# Request
Extract every line that contains the word "JSON".

# Data section
** Start **

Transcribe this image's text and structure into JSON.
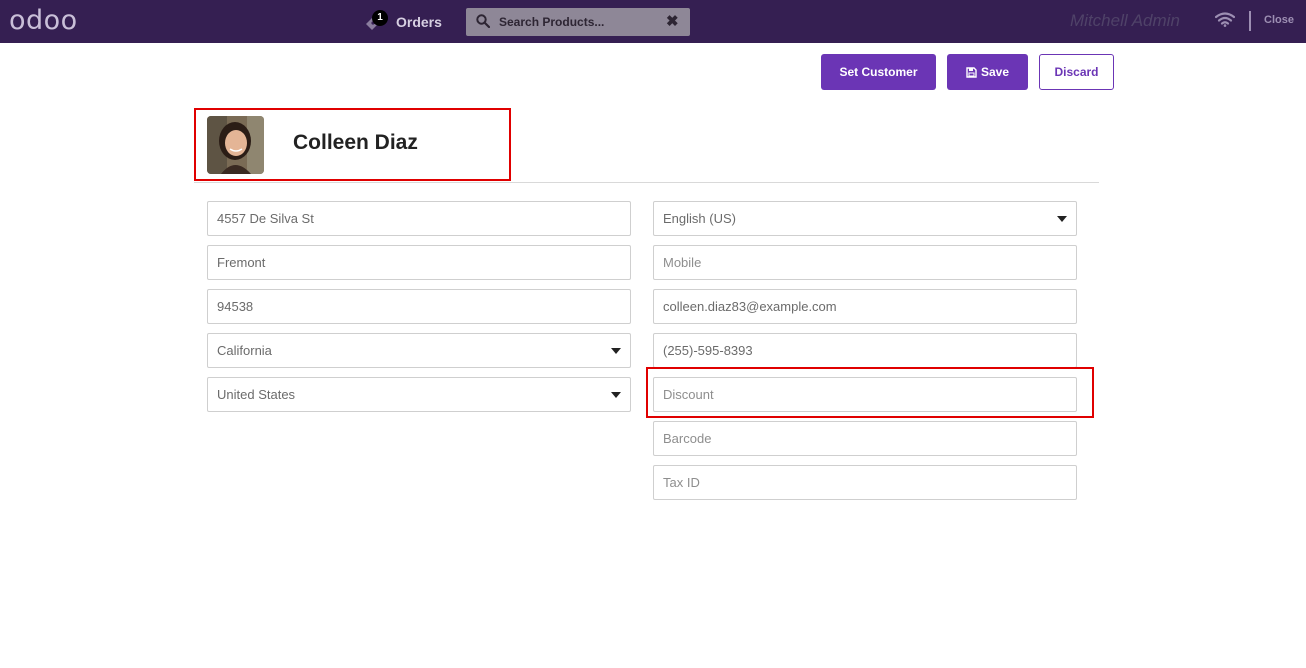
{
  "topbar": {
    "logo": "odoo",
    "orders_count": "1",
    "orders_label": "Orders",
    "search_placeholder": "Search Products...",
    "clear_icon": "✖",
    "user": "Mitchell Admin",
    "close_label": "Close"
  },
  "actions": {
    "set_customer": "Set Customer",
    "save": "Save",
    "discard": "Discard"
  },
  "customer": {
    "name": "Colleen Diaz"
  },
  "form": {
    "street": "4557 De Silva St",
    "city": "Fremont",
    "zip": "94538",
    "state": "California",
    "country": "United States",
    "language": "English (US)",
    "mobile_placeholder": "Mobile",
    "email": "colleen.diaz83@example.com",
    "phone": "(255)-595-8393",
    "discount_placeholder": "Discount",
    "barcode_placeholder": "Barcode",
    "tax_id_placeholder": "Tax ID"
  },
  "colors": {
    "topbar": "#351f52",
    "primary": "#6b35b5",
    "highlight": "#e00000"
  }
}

** End **
** Start **

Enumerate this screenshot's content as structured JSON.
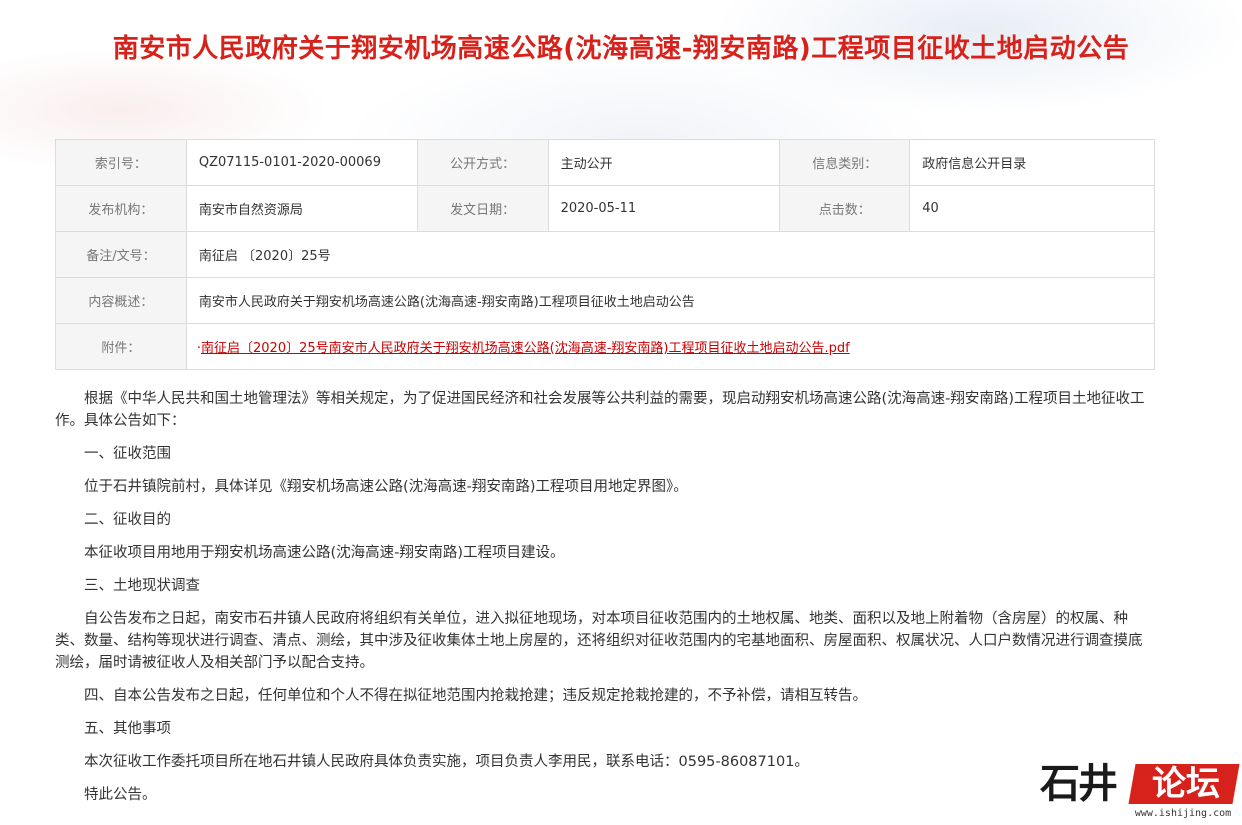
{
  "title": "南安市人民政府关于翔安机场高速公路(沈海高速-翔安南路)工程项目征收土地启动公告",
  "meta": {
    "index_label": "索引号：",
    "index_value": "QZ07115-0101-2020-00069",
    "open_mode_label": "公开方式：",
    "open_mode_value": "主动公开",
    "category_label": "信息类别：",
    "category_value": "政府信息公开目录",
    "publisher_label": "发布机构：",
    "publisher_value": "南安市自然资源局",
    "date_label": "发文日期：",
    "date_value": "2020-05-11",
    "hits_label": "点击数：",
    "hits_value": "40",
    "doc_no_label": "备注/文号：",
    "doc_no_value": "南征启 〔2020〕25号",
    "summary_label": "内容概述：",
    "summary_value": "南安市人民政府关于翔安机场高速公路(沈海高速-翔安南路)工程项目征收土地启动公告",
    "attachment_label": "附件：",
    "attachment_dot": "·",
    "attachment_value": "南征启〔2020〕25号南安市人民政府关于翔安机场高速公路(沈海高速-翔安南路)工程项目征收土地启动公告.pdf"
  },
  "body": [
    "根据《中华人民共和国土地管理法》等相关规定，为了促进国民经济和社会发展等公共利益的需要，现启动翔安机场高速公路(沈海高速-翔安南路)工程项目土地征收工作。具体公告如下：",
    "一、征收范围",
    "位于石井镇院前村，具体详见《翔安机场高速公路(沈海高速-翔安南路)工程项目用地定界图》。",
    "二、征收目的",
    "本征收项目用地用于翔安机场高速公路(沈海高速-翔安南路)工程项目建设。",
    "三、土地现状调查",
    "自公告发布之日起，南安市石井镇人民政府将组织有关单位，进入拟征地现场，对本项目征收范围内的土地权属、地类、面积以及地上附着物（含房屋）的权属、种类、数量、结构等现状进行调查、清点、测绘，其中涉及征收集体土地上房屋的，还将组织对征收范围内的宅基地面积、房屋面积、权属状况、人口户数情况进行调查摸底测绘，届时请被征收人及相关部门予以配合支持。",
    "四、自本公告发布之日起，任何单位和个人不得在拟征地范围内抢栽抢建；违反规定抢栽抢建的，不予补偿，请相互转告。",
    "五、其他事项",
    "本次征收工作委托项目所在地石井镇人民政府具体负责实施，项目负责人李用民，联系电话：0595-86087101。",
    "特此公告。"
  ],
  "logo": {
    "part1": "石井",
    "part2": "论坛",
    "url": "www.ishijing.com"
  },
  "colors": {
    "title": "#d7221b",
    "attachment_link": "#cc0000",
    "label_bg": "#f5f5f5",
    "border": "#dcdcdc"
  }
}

** End **

# Solution to this problem
Transcribe this image's text and structure into JSON.
Enumerate this screenshot's content as structured JSON.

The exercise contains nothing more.